- _Task to complete_
Copy everything from the start of the records below down to the line containing "chevron-right-icon: › <box>19 258", keeping both ends, word for word.

— START —

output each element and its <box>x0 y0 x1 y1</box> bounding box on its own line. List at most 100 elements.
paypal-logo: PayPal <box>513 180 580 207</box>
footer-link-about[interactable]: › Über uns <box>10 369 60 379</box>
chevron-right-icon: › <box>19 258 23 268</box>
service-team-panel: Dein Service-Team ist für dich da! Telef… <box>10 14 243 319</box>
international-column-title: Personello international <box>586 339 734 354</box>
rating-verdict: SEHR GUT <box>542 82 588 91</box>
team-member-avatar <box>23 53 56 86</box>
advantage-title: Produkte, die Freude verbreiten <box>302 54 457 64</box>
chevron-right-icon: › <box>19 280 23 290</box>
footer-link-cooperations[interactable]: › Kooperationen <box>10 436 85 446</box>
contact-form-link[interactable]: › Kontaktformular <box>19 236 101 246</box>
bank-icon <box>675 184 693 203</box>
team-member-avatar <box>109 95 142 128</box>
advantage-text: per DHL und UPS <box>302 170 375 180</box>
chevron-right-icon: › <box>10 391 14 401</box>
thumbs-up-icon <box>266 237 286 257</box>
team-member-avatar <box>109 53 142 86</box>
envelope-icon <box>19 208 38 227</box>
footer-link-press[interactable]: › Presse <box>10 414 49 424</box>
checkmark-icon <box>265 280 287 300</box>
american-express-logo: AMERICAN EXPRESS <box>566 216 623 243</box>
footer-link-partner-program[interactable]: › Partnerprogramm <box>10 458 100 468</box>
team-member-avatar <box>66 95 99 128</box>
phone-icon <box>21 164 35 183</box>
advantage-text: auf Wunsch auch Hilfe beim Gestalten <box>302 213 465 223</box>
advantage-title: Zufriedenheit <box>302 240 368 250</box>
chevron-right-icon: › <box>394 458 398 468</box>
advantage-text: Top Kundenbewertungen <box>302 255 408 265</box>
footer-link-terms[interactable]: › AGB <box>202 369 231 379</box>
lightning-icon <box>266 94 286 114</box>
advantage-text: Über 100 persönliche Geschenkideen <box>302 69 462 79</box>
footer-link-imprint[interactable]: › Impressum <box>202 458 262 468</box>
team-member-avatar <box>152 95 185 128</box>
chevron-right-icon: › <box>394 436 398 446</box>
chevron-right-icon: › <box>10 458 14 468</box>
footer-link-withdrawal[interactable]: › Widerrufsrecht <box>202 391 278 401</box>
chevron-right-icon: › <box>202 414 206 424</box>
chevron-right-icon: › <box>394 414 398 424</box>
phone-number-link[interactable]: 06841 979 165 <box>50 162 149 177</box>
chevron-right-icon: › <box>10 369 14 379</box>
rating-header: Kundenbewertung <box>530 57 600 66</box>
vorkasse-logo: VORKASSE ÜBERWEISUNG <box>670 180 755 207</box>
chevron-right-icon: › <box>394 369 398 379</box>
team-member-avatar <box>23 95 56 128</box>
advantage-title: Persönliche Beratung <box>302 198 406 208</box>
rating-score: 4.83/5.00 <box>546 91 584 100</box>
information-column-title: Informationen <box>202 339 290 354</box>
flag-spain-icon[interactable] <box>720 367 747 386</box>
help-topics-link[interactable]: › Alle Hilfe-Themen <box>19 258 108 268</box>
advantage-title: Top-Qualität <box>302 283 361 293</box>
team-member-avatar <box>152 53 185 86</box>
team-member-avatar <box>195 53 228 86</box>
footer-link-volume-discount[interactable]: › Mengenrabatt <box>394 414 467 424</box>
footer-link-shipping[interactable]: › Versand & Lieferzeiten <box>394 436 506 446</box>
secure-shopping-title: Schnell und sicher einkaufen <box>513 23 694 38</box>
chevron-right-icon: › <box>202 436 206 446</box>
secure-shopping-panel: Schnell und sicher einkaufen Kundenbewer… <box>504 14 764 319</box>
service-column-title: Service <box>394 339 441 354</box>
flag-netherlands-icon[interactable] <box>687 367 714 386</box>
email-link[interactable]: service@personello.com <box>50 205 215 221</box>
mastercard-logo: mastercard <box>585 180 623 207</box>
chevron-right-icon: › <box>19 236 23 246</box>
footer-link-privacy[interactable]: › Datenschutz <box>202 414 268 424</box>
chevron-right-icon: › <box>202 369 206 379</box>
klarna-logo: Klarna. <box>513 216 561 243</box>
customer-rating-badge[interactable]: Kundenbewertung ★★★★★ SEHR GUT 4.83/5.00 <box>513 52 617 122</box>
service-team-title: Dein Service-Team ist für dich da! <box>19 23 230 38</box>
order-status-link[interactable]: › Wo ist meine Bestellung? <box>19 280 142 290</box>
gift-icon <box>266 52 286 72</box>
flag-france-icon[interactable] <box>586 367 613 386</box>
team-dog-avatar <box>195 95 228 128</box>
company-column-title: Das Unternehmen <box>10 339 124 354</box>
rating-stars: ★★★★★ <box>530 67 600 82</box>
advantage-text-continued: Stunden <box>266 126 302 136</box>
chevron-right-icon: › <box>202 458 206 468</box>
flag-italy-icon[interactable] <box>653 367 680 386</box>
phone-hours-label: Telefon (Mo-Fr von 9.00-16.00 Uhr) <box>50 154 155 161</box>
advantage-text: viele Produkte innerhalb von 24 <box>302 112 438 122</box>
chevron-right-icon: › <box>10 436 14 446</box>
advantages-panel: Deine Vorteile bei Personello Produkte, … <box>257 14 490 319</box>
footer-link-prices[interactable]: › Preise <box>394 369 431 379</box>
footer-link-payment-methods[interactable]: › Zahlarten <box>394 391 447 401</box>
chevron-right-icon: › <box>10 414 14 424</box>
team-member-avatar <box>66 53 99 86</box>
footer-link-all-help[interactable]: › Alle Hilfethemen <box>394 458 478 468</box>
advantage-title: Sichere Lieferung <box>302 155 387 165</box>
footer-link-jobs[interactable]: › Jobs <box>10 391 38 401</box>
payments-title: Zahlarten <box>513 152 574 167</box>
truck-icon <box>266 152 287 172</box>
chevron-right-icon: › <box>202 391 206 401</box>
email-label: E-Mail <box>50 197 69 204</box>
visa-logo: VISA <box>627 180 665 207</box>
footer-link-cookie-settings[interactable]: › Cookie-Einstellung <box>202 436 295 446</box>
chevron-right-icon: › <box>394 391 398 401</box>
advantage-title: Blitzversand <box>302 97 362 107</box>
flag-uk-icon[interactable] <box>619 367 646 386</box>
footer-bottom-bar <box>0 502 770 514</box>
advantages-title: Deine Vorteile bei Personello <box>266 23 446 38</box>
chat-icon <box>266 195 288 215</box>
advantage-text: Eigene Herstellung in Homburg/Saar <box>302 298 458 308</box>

— END —

- _Problem solution_
output each element and its <box>x0 y0 x1 y1</box> bounding box on its own line. List at most 100 elements.
paypal-logo: PayPal <box>513 180 580 207</box>
footer-link-about[interactable]: › Über uns <box>10 369 60 379</box>
chevron-right-icon: › <box>19 258 23 268</box>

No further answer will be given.